• [TESTO DA LEGGERE]
════════════════

La collaborazione tra aziende, università ed enti di formazione e ricerca sta acquisendo una centralità inedita nel panorama nazionale e internazionale dell’open innovation, a suon di benefici concreti, investimenti congiunti e partnership solide. Se fino a qualche anno fa le imprese e il mondo della formazione, soprattutto pubblico, erano separate da un vero e proprio muro di diffidenza più o meno reciproca, di quel muro sono ormai rimasti pochi ciottoli di resistenza.
Da un lato le imprese che hanno preso atto dell’impossibilità di fermarsi al proprio perimetro della ricerca e dello sviluppo, pena la perdita di competitività, mercato e competenze. Dall’altro i centri di ricerca e gli enti accademici, sempre più proattivi nei confronti delle industrie che possono accogliere e valorizzare le innovazioni, in una logica di trasferimento tecnologico. Ma anche e sempre più di trasferimento di know-how. Questo vero e proprio cambio di paradigma, basato sulla più classica delle logiche win-win, affonda le sue radici nel tanto famoso quanto problematico mismatch di competenze.

════════════════

Voci memorizzate
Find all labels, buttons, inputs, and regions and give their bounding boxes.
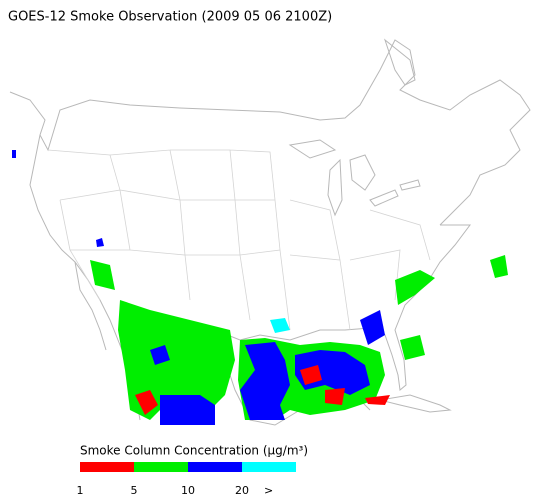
legend-label: 20 [235,484,249,497]
legend-label: 1 [77,484,84,497]
legend-swatch [242,462,296,472]
legend-label: 10 [181,484,195,497]
legend-label: > [264,484,273,497]
smoke-patches [12,150,508,425]
legend-swatch [188,462,242,472]
legend-label: 5 [131,484,138,497]
legend-title: Smoke Column Concentration (μg/m³) [80,444,308,458]
legend-swatch [134,462,188,472]
legend: 1 5 10 20 > [77,462,296,497]
legend-swatch [80,462,134,472]
map-title: GOES-12 Smoke Observation (2009 05 06 21… [8,10,332,25]
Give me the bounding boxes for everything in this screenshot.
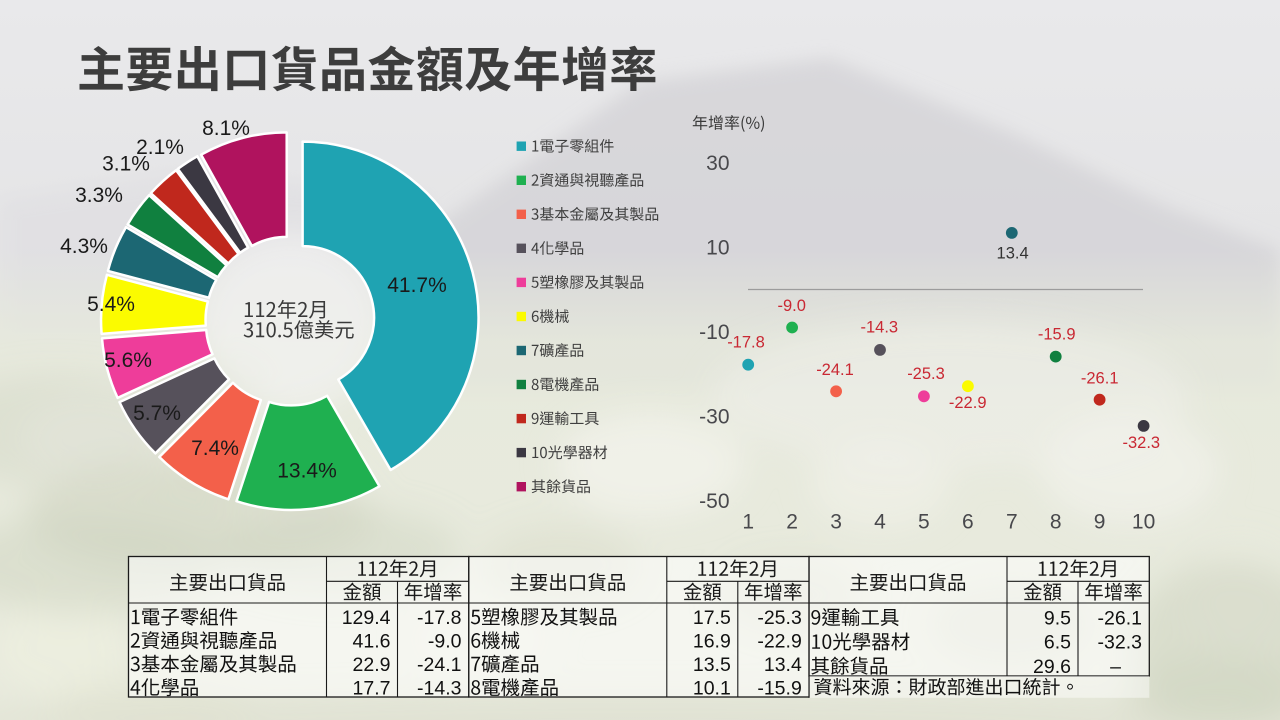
svg-text:4.3%: 4.3% xyxy=(60,235,108,258)
svg-text:13.4: 13.4 xyxy=(997,244,1029,262)
svg-text:22.9: 22.9 xyxy=(353,654,391,676)
svg-text:17.5: 17.5 xyxy=(693,607,731,629)
svg-text:-17.8: -17.8 xyxy=(417,607,461,629)
svg-text:7.4%: 7.4% xyxy=(191,437,239,460)
svg-text:-50: -50 xyxy=(699,490,729,513)
svg-text:29.6: 29.6 xyxy=(1033,656,1071,678)
svg-text:-30: -30 xyxy=(699,406,729,429)
svg-text:41.7%: 41.7% xyxy=(387,274,447,297)
svg-text:13.5: 13.5 xyxy=(693,654,731,676)
svg-text:10: 10 xyxy=(1132,510,1155,533)
svg-text:-10: -10 xyxy=(699,321,729,344)
svg-text:-22.9: -22.9 xyxy=(757,631,801,653)
svg-text:5.7%: 5.7% xyxy=(133,402,181,425)
svg-text:8.1%: 8.1% xyxy=(202,117,250,140)
svg-text:13.4%: 13.4% xyxy=(277,460,337,483)
svg-text:13.4: 13.4 xyxy=(764,654,802,676)
svg-text:7: 7 xyxy=(1006,510,1018,533)
svg-text:17.7: 17.7 xyxy=(353,678,391,700)
svg-text:2.1%: 2.1% xyxy=(136,136,184,159)
svg-text:3: 3 xyxy=(830,510,842,533)
svg-text:8: 8 xyxy=(1050,510,1062,533)
svg-text:10.1: 10.1 xyxy=(693,678,731,700)
svg-text:30: 30 xyxy=(706,152,729,175)
svg-text:-9.0: -9.0 xyxy=(428,631,462,653)
svg-text:4: 4 xyxy=(874,510,886,533)
svg-text:–: – xyxy=(1110,656,1121,678)
svg-text:9.5: 9.5 xyxy=(1044,607,1071,629)
svg-text:-14.3: -14.3 xyxy=(860,319,898,337)
svg-text:5.4%: 5.4% xyxy=(87,293,135,316)
svg-text:-32.3: -32.3 xyxy=(1122,434,1160,452)
svg-text:-24.1: -24.1 xyxy=(417,654,461,676)
svg-text:-25.3: -25.3 xyxy=(757,607,801,629)
svg-text:3.3%: 3.3% xyxy=(75,184,123,207)
svg-text:-14.3: -14.3 xyxy=(417,678,461,700)
svg-text:-15.9: -15.9 xyxy=(1038,326,1076,344)
svg-text:3.1%: 3.1% xyxy=(102,153,150,176)
svg-text:41.6: 41.6 xyxy=(353,631,391,653)
svg-text:9: 9 xyxy=(1094,510,1106,533)
svg-text:129.4: 129.4 xyxy=(342,607,391,629)
svg-text:10: 10 xyxy=(706,237,729,260)
svg-text:6: 6 xyxy=(962,510,974,533)
svg-text:5.6%: 5.6% xyxy=(104,349,152,372)
svg-text:-15.9: -15.9 xyxy=(757,678,801,700)
svg-text:5: 5 xyxy=(918,510,930,533)
svg-text:-25.3: -25.3 xyxy=(907,365,945,383)
svg-text:1: 1 xyxy=(742,510,754,533)
svg-text:-26.1: -26.1 xyxy=(1081,370,1119,388)
svg-text:6.5: 6.5 xyxy=(1044,632,1071,654)
svg-text:-26.1: -26.1 xyxy=(1098,607,1142,629)
svg-text:16.9: 16.9 xyxy=(693,631,731,653)
svg-text:2: 2 xyxy=(786,510,798,533)
svg-text:-9.0: -9.0 xyxy=(777,297,805,315)
svg-text:-32.3: -32.3 xyxy=(1098,632,1142,654)
svg-text:-24.1: -24.1 xyxy=(816,361,854,379)
svg-text:-22.9: -22.9 xyxy=(949,394,987,412)
svg-text:-17.8: -17.8 xyxy=(727,333,765,351)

════════════════

• [SFIDA 1]
Le seguenti affermazioni concordano con il brano sulla collaborazione tra imprese e mondo della ricerca? Per ciascuna rispondi sì o no e cita testualmente le parole decisive del brano.
(a) Le imprese possono limitarsi al proprio perimetro di ricerca e sviluppo senza conseguenze.
(b) Il muro di diffidenza tra imprese e mondo della formazione è del tutto scomparso.
(c) I centri di ricerca e gli enti accademici sono sempre più proattivi verso le industrie.
• [SFIDA 2] Cita le righe dell'elenco a partire da quella che contiene "svg-text:4.3%: 4.3% xyxy=(60,235,108,258)" fino a quella che contiene "svg-text:10.1: 10.1 xyxy=(693,678,731,700)", entrambe comprese.

• [RISPOSTA 1]
(a) No: «impossibilità di fermarsi al proprio perimetro della ricerca e dello sviluppo, pena la perdita di competitività, mercato e competenze».
(b) No: «di quel muro sono ormai rimasti pochi ciottoli di resistenza».
(c) Sì: «sempre più proattivi nei confronti delle industrie».

• [RISPOSTA 2]
svg-text:4.3%: 4.3% xyxy=(60,235,108,258)
svg-text:13.4: 13.4 xyxy=(997,244,1029,262)
svg-text:22.9: 22.9 xyxy=(353,654,391,676)
svg-text:17.5: 17.5 xyxy=(693,607,731,629)
svg-text:-17.8: -17.8 xyxy=(417,607,461,629)
svg-text:7.4%: 7.4% xyxy=(191,437,239,460)
svg-text:-50: -50 xyxy=(699,490,729,513)
svg-text:29.6: 29.6 xyxy=(1033,656,1071,678)
svg-text:-30: -30 xyxy=(699,406,729,429)
svg-text:41.7%: 41.7% xyxy=(387,274,447,297)
svg-text:13.5: 13.5 xyxy=(693,654,731,676)
svg-text:10: 10 xyxy=(1132,510,1155,533)
svg-text:-10: -10 xyxy=(699,321,729,344)
svg-text:-22.9: -22.9 xyxy=(757,631,801,653)
svg-text:5.7%: 5.7% xyxy=(133,402,181,425)
svg-text:8.1%: 8.1% xyxy=(202,117,250,140)
svg-text:13.4%: 13.4% xyxy=(277,460,337,483)
svg-text:13.4: 13.4 xyxy=(764,654,802,676)
svg-text:7: 7 xyxy=(1006,510,1018,533)
svg-text:17.7: 17.7 xyxy=(353,678,391,700)
svg-text:2.1%: 2.1% xyxy=(136,136,184,159)
svg-text:3: 3 xyxy=(830,510,842,533)
svg-text:8: 8 xyxy=(1050,510,1062,533)
svg-text:10.1: 10.1 xyxy=(693,678,731,700)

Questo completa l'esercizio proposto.